# Aim
Look below and pull out each line with the word "document".

# Data in this exercise
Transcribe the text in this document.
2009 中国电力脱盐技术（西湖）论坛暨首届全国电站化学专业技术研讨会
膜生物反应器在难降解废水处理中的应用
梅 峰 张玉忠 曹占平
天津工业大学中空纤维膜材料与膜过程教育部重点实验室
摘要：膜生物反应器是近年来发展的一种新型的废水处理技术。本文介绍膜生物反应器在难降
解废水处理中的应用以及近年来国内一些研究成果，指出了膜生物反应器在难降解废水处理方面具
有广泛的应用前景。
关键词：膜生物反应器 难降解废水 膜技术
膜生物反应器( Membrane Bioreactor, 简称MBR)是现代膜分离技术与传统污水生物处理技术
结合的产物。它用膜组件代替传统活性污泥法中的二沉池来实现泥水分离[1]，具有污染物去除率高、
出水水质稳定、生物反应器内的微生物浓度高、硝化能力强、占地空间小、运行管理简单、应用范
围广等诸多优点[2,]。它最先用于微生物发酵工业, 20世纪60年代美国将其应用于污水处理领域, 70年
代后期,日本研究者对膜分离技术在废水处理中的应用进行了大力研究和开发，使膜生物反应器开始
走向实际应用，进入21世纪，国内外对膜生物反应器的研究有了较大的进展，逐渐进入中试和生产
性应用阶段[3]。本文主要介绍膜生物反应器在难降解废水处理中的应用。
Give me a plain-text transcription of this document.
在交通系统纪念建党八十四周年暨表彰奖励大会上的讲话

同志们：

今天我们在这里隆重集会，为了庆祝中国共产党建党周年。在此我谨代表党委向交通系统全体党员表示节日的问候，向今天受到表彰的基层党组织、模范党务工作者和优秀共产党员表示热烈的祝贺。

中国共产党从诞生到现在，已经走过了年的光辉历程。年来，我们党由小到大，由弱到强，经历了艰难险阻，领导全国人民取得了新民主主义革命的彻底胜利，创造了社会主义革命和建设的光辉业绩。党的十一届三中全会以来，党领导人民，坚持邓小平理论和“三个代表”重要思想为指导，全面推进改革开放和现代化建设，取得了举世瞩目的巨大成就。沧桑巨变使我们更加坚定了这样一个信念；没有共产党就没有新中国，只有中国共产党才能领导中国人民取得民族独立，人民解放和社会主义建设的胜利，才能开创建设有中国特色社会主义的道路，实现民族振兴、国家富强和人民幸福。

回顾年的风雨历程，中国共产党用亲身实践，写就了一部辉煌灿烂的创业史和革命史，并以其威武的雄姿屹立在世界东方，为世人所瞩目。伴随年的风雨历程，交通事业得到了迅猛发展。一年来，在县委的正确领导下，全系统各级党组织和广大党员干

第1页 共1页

# Solution
Transcribe the text in this document.
Give me a plain-text transcription of this document.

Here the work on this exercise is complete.